■ GIVEN REQUEST ■
From the entries below, gather every line containing the string "Resistance".

■ Excerpts from a figure dataset ■
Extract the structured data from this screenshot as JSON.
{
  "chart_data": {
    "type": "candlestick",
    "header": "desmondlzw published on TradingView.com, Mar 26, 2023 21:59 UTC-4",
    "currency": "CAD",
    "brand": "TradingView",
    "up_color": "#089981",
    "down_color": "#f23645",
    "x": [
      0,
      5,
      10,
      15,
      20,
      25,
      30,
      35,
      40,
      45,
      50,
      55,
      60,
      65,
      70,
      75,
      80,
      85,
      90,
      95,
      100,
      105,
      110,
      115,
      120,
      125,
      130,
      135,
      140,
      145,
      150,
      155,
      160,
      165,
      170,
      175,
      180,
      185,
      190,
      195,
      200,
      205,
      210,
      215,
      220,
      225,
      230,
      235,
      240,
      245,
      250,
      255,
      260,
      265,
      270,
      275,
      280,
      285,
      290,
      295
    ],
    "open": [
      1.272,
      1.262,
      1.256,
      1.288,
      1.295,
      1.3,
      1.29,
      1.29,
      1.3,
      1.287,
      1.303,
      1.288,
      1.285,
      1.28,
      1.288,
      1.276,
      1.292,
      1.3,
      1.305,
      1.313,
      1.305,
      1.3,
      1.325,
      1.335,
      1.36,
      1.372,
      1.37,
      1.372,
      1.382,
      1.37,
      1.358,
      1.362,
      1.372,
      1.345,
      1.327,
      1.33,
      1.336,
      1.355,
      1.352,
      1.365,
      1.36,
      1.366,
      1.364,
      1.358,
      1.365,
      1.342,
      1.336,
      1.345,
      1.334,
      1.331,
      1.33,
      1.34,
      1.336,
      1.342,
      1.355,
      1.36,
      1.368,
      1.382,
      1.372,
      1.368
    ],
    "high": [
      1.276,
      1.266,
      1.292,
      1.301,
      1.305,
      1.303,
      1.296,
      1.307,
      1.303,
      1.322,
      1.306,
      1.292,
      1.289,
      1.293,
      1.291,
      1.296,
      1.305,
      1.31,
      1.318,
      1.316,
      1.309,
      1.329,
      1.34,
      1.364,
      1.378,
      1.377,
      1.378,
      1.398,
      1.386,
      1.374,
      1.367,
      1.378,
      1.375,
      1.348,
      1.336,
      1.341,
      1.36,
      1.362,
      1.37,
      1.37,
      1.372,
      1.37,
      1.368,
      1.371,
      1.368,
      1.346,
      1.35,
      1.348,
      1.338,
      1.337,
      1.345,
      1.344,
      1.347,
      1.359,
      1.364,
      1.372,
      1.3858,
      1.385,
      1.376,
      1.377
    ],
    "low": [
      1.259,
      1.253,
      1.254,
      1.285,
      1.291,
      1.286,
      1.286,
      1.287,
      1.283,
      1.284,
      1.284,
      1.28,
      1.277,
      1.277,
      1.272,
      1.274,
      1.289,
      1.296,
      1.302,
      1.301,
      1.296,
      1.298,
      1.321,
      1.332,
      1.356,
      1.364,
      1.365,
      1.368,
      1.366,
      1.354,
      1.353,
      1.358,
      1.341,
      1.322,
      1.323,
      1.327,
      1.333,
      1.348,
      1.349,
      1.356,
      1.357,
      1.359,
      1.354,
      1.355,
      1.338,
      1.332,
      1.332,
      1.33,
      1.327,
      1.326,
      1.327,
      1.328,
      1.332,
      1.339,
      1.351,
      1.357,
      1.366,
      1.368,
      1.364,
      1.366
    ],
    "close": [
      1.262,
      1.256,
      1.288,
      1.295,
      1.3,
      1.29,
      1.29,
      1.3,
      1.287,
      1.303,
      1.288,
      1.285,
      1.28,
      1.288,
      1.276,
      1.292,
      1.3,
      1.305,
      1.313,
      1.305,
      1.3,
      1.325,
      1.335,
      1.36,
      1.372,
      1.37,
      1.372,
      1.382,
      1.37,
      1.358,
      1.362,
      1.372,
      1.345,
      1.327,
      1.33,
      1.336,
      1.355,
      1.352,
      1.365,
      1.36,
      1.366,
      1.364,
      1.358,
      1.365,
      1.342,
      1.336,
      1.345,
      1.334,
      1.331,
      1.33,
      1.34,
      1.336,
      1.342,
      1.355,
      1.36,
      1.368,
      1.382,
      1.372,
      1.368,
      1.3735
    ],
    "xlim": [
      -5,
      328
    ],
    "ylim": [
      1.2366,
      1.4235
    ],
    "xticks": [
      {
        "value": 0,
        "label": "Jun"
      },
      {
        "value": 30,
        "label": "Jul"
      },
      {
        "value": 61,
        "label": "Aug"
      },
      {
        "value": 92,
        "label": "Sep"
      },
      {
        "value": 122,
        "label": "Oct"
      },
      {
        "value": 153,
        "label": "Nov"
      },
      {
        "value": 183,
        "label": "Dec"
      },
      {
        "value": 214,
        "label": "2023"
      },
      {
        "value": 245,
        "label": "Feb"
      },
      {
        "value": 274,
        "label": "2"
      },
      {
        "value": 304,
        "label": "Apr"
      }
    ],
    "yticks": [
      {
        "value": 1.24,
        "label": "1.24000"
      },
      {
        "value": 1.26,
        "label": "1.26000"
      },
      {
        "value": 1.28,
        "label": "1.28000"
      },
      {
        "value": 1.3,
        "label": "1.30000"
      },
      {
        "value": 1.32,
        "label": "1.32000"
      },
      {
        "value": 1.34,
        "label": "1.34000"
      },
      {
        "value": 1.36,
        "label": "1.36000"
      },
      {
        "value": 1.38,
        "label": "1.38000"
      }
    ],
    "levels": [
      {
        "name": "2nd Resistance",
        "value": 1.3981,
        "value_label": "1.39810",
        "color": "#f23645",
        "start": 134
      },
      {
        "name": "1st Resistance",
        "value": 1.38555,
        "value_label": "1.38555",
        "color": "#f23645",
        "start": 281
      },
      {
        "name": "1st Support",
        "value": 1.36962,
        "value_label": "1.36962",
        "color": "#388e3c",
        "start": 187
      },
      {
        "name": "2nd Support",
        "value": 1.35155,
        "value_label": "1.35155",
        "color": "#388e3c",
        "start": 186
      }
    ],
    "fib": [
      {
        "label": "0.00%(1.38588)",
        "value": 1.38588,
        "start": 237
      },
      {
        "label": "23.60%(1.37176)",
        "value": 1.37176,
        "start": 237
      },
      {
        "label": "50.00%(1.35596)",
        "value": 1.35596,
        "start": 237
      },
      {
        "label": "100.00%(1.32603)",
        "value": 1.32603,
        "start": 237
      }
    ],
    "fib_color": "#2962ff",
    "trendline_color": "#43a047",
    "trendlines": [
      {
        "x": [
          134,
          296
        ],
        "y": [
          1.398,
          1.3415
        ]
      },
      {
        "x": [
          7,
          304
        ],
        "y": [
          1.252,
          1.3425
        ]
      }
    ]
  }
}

■ RESPONSE ■
        "name": "2nd Resistance",
        "name": "1st Resistance",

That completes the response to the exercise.